TO BE DONE
Give the number of lines in the listing below that include the word "正向限位", with nothing more.

>> Begin SUPPLIED INFORMATION

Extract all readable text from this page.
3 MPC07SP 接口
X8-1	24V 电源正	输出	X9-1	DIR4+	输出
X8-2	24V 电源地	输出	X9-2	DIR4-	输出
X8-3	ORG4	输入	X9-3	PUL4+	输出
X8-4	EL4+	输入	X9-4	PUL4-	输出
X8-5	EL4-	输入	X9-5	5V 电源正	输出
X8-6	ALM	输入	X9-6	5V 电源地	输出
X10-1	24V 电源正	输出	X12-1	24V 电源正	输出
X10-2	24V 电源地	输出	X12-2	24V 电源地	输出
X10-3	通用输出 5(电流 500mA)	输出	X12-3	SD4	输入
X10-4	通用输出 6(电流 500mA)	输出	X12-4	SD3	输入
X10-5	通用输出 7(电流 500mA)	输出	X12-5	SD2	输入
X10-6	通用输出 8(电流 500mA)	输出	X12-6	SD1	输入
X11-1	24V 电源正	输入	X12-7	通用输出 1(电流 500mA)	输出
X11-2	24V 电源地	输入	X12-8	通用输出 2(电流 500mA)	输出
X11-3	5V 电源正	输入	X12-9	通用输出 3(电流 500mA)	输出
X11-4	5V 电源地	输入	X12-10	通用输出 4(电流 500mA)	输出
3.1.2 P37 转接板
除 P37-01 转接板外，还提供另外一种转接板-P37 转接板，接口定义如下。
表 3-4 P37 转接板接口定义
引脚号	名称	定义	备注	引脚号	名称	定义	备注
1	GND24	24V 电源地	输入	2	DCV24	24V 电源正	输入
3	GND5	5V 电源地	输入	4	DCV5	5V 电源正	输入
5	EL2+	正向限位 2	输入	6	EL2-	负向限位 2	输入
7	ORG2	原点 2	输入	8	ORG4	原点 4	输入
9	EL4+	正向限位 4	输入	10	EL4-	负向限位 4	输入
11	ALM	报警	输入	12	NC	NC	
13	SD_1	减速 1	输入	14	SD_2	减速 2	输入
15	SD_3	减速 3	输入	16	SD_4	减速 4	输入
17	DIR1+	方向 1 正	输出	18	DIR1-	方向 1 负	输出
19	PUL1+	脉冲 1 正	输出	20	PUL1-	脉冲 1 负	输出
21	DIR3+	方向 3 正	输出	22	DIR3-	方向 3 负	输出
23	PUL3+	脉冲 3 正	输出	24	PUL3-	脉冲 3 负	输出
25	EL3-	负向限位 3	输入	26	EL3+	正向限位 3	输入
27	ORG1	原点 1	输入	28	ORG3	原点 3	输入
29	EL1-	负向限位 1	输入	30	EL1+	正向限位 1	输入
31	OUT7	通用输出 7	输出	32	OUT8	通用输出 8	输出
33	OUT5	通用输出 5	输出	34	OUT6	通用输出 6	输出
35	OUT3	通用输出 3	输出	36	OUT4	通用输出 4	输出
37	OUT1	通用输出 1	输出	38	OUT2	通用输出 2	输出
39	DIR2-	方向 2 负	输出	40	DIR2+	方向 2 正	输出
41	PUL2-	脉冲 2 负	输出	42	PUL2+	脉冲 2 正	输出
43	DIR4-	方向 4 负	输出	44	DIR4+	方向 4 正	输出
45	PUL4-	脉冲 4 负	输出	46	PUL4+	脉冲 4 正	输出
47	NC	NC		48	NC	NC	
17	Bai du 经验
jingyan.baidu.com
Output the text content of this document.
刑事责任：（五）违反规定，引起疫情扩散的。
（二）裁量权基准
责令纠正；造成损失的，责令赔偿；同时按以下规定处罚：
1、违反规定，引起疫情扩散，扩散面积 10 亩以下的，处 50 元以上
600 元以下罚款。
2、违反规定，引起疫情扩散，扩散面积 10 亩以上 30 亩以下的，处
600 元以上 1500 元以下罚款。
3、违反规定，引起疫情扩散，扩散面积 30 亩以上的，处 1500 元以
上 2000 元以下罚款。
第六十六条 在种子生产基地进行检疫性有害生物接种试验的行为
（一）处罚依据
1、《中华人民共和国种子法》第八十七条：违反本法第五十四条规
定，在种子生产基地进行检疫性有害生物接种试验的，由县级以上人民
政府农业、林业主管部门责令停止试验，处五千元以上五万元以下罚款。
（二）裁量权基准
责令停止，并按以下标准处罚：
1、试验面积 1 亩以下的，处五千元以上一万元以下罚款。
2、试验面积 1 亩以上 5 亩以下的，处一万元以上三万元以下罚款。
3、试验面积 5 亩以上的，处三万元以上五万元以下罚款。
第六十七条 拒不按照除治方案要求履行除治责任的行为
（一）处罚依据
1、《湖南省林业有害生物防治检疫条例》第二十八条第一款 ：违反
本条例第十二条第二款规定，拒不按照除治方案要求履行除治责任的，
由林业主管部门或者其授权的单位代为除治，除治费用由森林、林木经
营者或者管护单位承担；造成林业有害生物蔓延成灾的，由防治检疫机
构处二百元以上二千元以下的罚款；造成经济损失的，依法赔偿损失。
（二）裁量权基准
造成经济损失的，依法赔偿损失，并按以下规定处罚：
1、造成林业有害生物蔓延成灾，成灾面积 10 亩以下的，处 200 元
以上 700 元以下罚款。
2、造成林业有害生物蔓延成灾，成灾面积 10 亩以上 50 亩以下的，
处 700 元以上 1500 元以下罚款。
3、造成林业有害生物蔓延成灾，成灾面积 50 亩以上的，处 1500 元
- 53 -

>> End SUPPLIED INFORMATION

TASK OUTPUT
4